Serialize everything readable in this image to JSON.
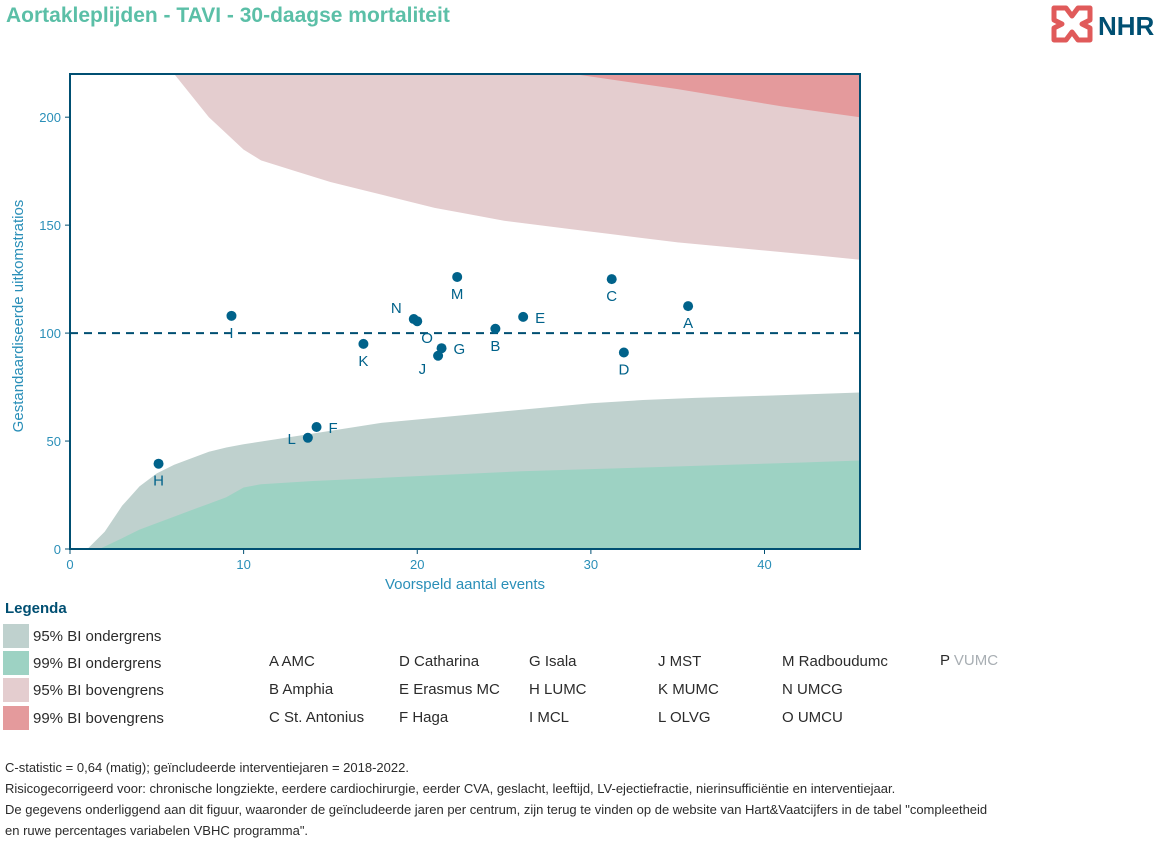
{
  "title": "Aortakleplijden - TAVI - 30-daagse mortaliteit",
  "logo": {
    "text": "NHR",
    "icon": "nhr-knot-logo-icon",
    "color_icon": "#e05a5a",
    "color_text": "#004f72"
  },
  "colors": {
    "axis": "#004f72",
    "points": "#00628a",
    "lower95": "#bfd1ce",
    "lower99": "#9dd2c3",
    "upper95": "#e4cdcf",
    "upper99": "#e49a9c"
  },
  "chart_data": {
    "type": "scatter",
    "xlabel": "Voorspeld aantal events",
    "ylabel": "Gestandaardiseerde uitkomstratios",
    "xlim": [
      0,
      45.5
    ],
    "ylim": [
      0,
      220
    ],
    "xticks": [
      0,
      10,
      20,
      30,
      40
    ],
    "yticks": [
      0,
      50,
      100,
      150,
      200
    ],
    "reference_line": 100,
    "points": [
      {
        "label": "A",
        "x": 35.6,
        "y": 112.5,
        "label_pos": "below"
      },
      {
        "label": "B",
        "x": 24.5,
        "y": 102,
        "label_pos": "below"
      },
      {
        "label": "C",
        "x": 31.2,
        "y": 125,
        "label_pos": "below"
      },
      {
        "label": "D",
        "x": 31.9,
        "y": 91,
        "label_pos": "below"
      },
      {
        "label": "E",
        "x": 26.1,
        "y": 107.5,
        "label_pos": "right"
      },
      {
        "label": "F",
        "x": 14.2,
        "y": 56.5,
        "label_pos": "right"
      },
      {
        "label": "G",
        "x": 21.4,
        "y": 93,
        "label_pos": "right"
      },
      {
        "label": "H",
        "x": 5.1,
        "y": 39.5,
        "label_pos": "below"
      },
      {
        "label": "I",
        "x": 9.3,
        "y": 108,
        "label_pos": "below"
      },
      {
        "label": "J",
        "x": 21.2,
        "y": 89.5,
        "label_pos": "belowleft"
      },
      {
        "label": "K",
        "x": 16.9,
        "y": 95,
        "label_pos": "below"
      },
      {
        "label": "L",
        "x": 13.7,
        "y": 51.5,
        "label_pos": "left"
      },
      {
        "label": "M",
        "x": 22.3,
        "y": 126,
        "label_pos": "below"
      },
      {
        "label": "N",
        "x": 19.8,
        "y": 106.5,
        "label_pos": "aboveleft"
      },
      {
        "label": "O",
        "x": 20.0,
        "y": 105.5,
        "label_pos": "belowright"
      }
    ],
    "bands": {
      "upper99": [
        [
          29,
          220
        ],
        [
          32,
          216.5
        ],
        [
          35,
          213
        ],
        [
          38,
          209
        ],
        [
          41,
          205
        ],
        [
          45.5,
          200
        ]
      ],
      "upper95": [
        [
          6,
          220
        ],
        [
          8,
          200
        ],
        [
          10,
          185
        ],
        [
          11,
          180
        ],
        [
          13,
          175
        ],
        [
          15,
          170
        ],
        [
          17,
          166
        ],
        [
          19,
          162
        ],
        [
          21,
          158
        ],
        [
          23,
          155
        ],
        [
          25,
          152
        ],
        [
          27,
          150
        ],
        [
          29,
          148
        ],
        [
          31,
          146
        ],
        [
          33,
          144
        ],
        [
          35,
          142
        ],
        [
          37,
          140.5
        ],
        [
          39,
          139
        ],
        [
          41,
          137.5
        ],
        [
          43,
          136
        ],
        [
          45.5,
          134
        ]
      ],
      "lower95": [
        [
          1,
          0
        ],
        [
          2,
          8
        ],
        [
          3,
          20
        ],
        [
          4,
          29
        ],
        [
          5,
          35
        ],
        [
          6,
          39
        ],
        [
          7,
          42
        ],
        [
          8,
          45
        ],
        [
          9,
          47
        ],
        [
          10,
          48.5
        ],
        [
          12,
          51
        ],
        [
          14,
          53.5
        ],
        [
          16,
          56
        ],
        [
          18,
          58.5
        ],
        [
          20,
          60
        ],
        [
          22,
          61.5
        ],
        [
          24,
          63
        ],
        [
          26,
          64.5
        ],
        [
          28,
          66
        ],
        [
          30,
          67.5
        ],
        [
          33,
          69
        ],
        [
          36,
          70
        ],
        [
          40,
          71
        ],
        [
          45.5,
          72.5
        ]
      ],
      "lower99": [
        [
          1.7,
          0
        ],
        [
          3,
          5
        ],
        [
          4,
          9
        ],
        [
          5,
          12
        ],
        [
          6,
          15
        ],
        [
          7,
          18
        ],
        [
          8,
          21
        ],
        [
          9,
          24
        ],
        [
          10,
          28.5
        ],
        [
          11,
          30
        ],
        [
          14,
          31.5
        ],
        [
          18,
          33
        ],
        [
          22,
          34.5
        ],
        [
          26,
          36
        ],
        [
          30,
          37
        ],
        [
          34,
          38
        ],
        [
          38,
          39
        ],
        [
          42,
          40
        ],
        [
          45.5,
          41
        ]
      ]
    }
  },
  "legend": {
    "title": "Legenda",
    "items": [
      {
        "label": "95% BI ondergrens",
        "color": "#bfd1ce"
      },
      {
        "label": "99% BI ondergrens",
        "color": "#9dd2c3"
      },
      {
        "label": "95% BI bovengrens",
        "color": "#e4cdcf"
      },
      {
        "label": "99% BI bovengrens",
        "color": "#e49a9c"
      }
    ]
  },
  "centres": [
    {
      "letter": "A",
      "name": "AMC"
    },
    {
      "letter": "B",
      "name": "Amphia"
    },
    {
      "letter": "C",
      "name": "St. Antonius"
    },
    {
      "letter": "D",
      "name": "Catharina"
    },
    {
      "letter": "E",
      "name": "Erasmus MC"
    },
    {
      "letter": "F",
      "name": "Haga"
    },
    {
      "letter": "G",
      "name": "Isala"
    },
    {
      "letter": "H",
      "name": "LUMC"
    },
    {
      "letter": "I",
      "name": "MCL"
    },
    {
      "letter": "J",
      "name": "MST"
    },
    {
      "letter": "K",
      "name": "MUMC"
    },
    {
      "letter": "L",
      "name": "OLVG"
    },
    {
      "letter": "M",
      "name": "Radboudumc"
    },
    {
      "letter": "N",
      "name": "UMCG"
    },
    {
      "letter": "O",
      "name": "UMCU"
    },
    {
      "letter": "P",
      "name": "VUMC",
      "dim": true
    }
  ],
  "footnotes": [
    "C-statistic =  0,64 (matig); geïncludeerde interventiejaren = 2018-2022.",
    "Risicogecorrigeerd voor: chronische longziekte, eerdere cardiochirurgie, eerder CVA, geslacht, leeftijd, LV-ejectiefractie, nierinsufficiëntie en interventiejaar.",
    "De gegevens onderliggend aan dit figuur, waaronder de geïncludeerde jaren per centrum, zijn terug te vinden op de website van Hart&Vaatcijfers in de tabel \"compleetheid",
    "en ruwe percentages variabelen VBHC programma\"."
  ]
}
+ + +
*Given problem*.
Each line of the data is to be duplicated exactly; pictures stay out of the copy.

*Response for this exercise*.
Serialize everything readable in this image to JSON.
{
  "title": "Aortakleplijden - TAVI - 30-daagse mortaliteit",
  "logo": {
    "text": "NHR",
    "icon": "nhr-knot-logo-icon",
    "color_icon": "#e05a5a",
    "color_text": "#004f72"
  },
  "colors": {
    "axis": "#004f72",
    "points": "#00628a",
    "lower95": "#bfd1ce",
    "lower99": "#9dd2c3",
    "upper95": "#e4cdcf",
    "upper99": "#e49a9c"
  },
  "chart_data": {
    "type": "scatter",
    "xlabel": "Voorspeld aantal events",
    "ylabel": "Gestandaardiseerde uitkomstratios",
    "xlim": [
      0,
      45.5
    ],
    "ylim": [
      0,
      220
    ],
    "xticks": [
      0,
      10,
      20,
      30,
      40
    ],
    "yticks": [
      0,
      50,
      100,
      150,
      200
    ],
    "reference_line": 100,
    "points": [
      {
        "label": "A",
        "x": 35.6,
        "y": 112.5,
        "label_pos": "below"
      },
      {
        "label": "B",
        "x": 24.5,
        "y": 102,
        "label_pos": "below"
      },
      {
        "label": "C",
        "x": 31.2,
        "y": 125,
        "label_pos": "below"
      },
      {
        "label": "D",
        "x": 31.9,
        "y": 91,
        "label_pos": "below"
      },
      {
        "label": "E",
        "x": 26.1,
        "y": 107.5,
        "label_pos": "right"
      },
      {
        "label": "F",
        "x": 14.2,
        "y": 56.5,
        "label_pos": "right"
      },
      {
        "label": "G",
        "x": 21.4,
        "y": 93,
        "label_pos": "right"
      },
      {
        "label": "H",
        "x": 5.1,
        "y": 39.5,
        "label_pos": "below"
      },
      {
        "label": "I",
        "x": 9.3,
        "y": 108,
        "label_pos": "below"
      },
      {
        "label": "J",
        "x": 21.2,
        "y": 89.5,
        "label_pos": "belowleft"
      },
      {
        "label": "K",
        "x": 16.9,
        "y": 95,
        "label_pos": "below"
      },
      {
        "label": "L",
        "x": 13.7,
        "y": 51.5,
        "label_pos": "left"
      },
      {
        "label": "M",
        "x": 22.3,
        "y": 126,
        "label_pos": "below"
      },
      {
        "label": "N",
        "x": 19.8,
        "y": 106.5,
        "label_pos": "aboveleft"
      },
      {
        "label": "O",
        "x": 20.0,
        "y": 105.5,
        "label_pos": "belowright"
      }
    ],
    "bands": {
      "upper99": [
        [
          29,
          220
        ],
        [
          32,
          216.5
        ],
        [
          35,
          213
        ],
        [
          38,
          209
        ],
        [
          41,
          205
        ],
        [
          45.5,
          200
        ]
      ],
      "upper95": [
        [
          6,
          220
        ],
        [
          8,
          200
        ],
        [
          10,
          185
        ],
        [
          11,
          180
        ],
        [
          13,
          175
        ],
        [
          15,
          170
        ],
        [
          17,
          166
        ],
        [
          19,
          162
        ],
        [
          21,
          158
        ],
        [
          23,
          155
        ],
        [
          25,
          152
        ],
        [
          27,
          150
        ],
        [
          29,
          148
        ],
        [
          31,
          146
        ],
        [
          33,
          144
        ],
        [
          35,
          142
        ],
        [
          37,
          140.5
        ],
        [
          39,
          139
        ],
        [
          41,
          137.5
        ],
        [
          43,
          136
        ],
        [
          45.5,
          134
        ]
      ],
      "lower95": [
        [
          1,
          0
        ],
        [
          2,
          8
        ],
        [
          3,
          20
        ],
        [
          4,
          29
        ],
        [
          5,
          35
        ],
        [
          6,
          39
        ],
        [
          7,
          42
        ],
        [
          8,
          45
        ],
        [
          9,
          47
        ],
        [
          10,
          48.5
        ],
        [
          12,
          51
        ],
        [
          14,
          53.5
        ],
        [
          16,
          56
        ],
        [
          18,
          58.5
        ],
        [
          20,
          60
        ],
        [
          22,
          61.5
        ],
        [
          24,
          63
        ],
        [
          26,
          64.5
        ],
        [
          28,
          66
        ],
        [
          30,
          67.5
        ],
        [
          33,
          69
        ],
        [
          36,
          70
        ],
        [
          40,
          71
        ],
        [
          45.5,
          72.5
        ]
      ],
      "lower99": [
        [
          1.7,
          0
        ],
        [
          3,
          5
        ],
        [
          4,
          9
        ],
        [
          5,
          12
        ],
        [
          6,
          15
        ],
        [
          7,
          18
        ],
        [
          8,
          21
        ],
        [
          9,
          24
        ],
        [
          10,
          28.5
        ],
        [
          11,
          30
        ],
        [
          14,
          31.5
        ],
        [
          18,
          33
        ],
        [
          22,
          34.5
        ],
        [
          26,
          36
        ],
        [
          30,
          37
        ],
        [
          34,
          38
        ],
        [
          38,
          39
        ],
        [
          42,
          40
        ],
        [
          45.5,
          41
        ]
      ]
    }
  },
  "legend": {
    "title": "Legenda",
    "items": [
      {
        "label": "95% BI ondergrens",
        "color": "#bfd1ce"
      },
      {
        "label": "99% BI ondergrens",
        "color": "#9dd2c3"
      },
      {
        "label": "95% BI bovengrens",
        "color": "#e4cdcf"
      },
      {
        "label": "99% BI bovengrens",
        "color": "#e49a9c"
      }
    ]
  },
  "centres": [
    {
      "letter": "A",
      "name": "AMC"
    },
    {
      "letter": "B",
      "name": "Amphia"
    },
    {
      "letter": "C",
      "name": "St. Antonius"
    },
    {
      "letter": "D",
      "name": "Catharina"
    },
    {
      "letter": "E",
      "name": "Erasmus MC"
    },
    {
      "letter": "F",
      "name": "Haga"
    },
    {
      "letter": "G",
      "name": "Isala"
    },
    {
      "letter": "H",
      "name": "LUMC"
    },
    {
      "letter": "I",
      "name": "MCL"
    },
    {
      "letter": "J",
      "name": "MST"
    },
    {
      "letter": "K",
      "name": "MUMC"
    },
    {
      "letter": "L",
      "name": "OLVG"
    },
    {
      "letter": "M",
      "name": "Radboudumc"
    },
    {
      "letter": "N",
      "name": "UMCG"
    },
    {
      "letter": "O",
      "name": "UMCU"
    },
    {
      "letter": "P",
      "name": "VUMC",
      "dim": true
    }
  ],
  "footnotes": [
    "C-statistic =  0,64 (matig); geïncludeerde interventiejaren = 2018-2022.",
    "Risicogecorrigeerd voor: chronische longziekte, eerdere cardiochirurgie, eerder CVA, geslacht, leeftijd, LV-ejectiefractie, nierinsufficiëntie en interventiejaar.",
    "De gegevens onderliggend aan dit figuur, waaronder de geïncludeerde jaren per centrum, zijn terug te vinden op de website van Hart&Vaatcijfers in de tabel \"compleetheid",
    "en ruwe percentages variabelen VBHC programma\"."
  ]
}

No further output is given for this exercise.